#### Task objective:
Pull every line that holds the word "Assorted" from the entries.

Entries from a dataset:
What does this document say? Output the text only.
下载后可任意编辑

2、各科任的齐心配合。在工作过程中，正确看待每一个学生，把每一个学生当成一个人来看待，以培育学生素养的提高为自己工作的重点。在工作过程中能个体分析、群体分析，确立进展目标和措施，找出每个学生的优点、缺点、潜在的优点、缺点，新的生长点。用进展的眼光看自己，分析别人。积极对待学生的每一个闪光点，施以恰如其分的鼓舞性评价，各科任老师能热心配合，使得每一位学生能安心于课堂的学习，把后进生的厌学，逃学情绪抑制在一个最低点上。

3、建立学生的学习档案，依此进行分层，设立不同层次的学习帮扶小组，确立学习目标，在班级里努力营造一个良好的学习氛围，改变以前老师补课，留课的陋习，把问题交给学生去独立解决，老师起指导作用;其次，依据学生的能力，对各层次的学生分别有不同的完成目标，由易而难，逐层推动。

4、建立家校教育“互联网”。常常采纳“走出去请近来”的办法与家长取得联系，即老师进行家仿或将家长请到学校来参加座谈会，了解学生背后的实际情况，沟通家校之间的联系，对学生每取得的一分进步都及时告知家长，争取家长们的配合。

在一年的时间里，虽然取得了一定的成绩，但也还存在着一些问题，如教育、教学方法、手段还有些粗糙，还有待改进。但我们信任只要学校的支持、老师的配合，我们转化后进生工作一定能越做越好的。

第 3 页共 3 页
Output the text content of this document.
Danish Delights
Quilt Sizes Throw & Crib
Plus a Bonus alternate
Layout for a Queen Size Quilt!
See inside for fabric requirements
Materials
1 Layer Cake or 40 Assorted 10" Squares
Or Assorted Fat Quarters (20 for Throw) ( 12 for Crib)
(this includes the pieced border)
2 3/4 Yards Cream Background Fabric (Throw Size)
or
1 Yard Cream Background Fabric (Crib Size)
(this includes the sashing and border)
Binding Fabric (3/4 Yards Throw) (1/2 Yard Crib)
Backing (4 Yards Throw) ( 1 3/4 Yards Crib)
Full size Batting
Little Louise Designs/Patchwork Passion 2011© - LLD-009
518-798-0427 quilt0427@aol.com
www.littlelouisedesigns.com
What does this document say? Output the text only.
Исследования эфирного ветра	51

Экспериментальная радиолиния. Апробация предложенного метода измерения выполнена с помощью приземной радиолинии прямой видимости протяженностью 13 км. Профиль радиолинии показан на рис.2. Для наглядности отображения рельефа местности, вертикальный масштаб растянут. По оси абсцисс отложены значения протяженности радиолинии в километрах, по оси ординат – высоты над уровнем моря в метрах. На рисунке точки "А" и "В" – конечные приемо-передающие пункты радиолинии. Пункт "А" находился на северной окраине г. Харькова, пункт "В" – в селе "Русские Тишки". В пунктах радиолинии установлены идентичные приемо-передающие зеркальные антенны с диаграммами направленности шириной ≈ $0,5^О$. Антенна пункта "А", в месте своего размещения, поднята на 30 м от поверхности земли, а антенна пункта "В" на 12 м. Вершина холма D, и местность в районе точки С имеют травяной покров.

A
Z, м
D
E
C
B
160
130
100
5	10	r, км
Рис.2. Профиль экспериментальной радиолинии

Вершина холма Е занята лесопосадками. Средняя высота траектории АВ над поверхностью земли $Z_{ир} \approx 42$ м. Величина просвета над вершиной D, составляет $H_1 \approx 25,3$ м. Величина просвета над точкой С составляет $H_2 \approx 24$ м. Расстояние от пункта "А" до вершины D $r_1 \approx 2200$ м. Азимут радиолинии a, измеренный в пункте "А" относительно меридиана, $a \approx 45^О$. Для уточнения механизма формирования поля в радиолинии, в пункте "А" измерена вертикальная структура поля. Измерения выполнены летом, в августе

#### Result:
1 Layer Cake or 40 Assorted 10" Squares
Or Assorted Fat Quarters (20 for Throw) ( 12 for Crib)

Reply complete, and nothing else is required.